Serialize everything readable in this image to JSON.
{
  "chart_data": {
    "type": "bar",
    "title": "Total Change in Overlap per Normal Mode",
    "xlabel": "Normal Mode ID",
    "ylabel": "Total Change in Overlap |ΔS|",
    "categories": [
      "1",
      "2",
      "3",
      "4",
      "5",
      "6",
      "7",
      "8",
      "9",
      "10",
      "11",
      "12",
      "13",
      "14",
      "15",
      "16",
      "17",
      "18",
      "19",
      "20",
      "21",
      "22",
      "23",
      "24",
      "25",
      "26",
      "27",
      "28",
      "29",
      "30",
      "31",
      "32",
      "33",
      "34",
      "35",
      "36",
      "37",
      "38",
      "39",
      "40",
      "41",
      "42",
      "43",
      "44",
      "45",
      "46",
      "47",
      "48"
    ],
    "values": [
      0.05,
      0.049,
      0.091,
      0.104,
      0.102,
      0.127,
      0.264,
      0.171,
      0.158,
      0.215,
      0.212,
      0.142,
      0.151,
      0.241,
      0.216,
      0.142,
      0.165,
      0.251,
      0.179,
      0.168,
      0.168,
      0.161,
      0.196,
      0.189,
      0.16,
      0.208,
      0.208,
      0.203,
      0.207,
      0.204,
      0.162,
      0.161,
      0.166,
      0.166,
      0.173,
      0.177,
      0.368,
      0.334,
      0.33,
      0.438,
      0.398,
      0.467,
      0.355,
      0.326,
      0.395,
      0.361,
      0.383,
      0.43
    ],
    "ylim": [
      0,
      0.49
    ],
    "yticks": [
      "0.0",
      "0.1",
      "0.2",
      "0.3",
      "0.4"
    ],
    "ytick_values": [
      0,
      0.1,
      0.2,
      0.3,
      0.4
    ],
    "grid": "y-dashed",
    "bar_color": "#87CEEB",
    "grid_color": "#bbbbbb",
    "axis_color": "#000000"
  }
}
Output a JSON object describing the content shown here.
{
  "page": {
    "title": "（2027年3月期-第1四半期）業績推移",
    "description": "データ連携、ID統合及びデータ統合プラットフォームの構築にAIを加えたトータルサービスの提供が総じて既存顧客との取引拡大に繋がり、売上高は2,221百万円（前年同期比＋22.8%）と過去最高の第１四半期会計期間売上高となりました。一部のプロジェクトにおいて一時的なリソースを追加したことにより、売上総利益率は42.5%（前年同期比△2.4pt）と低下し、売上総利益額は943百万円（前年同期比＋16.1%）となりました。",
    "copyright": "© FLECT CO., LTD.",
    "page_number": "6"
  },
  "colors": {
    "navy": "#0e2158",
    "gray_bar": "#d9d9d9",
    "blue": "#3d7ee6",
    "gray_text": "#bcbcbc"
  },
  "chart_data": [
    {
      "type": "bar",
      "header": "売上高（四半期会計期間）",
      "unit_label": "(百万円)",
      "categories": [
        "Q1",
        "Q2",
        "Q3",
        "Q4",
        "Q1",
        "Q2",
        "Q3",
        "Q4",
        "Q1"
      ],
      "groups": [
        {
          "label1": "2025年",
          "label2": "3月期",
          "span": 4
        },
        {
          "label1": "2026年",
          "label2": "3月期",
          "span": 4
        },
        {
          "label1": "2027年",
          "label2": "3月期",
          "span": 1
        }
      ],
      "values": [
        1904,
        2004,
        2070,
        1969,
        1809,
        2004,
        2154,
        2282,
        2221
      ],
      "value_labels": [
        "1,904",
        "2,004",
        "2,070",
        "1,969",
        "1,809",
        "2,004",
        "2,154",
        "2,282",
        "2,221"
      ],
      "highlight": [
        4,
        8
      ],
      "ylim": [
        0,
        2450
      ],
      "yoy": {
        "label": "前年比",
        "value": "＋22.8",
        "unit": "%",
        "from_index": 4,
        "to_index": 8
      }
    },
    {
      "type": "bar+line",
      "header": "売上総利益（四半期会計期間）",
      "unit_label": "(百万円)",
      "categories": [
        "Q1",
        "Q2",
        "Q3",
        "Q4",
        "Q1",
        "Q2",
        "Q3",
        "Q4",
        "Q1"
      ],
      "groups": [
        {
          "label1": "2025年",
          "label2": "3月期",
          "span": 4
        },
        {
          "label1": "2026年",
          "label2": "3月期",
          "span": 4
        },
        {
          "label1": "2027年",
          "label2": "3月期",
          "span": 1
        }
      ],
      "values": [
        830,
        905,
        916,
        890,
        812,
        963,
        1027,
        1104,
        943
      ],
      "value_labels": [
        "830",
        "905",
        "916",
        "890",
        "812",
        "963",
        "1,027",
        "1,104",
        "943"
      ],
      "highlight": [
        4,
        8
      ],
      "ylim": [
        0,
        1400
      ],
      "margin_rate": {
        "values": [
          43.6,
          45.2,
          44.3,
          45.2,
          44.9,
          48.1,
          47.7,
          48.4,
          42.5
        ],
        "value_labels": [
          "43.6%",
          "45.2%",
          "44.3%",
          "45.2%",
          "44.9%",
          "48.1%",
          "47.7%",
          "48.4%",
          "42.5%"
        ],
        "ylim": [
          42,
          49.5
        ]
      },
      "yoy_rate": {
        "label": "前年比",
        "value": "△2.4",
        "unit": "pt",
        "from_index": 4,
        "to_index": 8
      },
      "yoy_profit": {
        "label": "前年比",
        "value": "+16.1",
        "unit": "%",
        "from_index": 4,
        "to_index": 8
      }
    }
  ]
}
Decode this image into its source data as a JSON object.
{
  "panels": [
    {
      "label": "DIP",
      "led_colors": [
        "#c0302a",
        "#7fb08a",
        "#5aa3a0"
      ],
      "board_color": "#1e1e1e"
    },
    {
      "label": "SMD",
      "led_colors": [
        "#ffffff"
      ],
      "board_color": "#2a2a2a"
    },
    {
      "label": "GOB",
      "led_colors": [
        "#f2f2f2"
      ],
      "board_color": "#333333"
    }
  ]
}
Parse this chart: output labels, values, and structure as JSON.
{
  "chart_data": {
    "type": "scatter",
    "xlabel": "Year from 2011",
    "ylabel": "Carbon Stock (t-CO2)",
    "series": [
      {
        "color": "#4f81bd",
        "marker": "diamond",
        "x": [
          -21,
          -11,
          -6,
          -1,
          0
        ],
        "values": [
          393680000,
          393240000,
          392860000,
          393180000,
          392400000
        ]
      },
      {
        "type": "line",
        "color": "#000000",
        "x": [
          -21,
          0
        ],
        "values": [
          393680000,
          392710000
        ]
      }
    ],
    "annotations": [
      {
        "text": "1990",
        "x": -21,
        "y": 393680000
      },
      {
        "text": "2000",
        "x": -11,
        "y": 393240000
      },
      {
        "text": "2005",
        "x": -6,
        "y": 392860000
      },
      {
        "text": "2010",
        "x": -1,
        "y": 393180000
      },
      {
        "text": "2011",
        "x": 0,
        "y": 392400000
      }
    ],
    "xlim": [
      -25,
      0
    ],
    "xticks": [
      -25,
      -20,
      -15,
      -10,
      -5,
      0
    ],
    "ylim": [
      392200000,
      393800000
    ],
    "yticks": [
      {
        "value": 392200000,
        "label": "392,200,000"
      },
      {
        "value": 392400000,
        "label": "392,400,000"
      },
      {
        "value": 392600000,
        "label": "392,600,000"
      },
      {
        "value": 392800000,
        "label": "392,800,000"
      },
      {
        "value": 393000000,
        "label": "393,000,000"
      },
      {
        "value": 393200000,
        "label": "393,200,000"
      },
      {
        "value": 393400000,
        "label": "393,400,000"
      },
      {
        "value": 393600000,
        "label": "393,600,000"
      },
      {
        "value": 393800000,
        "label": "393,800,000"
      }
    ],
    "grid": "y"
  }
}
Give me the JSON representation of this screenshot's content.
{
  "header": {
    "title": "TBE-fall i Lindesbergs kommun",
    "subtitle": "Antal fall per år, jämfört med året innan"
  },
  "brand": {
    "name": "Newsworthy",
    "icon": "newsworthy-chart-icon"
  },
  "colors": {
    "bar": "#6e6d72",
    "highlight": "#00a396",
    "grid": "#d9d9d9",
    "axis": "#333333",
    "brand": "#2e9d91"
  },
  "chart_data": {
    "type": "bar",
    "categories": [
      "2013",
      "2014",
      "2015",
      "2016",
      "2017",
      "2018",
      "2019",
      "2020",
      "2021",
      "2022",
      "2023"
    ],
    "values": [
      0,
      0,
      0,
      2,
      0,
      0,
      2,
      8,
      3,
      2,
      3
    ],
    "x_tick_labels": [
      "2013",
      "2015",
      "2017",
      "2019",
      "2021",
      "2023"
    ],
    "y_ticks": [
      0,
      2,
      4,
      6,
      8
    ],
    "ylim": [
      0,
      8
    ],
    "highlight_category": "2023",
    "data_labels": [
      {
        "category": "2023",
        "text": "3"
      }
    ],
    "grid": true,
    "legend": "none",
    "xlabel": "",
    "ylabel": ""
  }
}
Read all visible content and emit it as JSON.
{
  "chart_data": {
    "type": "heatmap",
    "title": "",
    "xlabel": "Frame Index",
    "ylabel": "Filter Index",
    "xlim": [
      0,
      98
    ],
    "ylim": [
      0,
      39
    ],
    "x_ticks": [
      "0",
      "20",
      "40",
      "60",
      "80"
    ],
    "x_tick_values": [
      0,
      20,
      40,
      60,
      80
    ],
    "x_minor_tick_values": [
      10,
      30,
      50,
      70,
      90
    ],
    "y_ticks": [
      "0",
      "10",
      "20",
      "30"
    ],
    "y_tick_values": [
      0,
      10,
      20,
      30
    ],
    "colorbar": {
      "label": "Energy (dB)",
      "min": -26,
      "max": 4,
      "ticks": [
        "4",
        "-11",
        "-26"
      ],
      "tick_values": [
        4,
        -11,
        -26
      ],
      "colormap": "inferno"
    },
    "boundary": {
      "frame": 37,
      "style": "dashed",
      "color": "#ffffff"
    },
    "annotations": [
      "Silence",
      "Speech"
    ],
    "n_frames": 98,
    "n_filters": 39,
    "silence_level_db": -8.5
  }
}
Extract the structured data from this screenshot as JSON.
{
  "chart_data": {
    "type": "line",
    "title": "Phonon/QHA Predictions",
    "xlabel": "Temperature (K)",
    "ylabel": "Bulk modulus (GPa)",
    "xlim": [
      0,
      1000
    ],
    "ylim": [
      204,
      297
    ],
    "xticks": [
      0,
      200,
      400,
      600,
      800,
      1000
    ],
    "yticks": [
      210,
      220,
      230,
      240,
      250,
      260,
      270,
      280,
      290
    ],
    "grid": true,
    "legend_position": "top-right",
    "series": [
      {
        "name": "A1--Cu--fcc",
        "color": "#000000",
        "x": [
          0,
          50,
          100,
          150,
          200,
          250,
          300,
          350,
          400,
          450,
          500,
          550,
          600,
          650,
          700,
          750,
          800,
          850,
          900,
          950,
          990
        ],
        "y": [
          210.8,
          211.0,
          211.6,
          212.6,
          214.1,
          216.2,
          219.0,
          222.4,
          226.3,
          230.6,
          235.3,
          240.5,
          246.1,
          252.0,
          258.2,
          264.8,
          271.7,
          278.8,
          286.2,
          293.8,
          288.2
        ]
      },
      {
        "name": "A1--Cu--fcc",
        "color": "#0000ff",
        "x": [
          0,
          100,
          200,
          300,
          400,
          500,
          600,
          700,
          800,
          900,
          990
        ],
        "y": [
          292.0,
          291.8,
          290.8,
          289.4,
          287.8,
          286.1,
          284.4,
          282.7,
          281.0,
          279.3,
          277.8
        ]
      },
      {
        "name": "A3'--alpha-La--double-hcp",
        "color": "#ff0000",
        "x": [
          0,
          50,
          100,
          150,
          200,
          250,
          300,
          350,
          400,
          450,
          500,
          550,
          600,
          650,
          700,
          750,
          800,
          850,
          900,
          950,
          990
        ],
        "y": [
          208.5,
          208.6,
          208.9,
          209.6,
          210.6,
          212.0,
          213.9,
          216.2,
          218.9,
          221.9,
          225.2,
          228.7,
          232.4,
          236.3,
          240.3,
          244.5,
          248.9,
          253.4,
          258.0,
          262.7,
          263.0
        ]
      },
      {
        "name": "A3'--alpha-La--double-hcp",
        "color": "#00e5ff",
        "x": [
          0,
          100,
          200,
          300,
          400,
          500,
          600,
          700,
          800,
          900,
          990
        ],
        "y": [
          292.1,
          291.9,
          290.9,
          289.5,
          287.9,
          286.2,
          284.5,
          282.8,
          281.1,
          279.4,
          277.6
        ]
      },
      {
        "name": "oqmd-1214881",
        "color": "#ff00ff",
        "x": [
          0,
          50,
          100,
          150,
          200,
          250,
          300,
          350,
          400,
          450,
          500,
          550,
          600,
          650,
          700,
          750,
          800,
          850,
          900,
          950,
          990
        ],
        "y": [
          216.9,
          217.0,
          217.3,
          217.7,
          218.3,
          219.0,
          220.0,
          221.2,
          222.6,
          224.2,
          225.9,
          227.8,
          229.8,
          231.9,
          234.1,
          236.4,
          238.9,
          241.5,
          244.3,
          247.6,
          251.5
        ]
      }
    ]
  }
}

| Exercise goal |
Copy out every line in the listing where the word "type" appears.

| Finished task |
    "type": "bar",
      "type": "bar",
      "type": "bar+line",
    "type": "scatter",
        "type": "line",
    "type": "bar",
    "type": "heatmap",
    "type": "line",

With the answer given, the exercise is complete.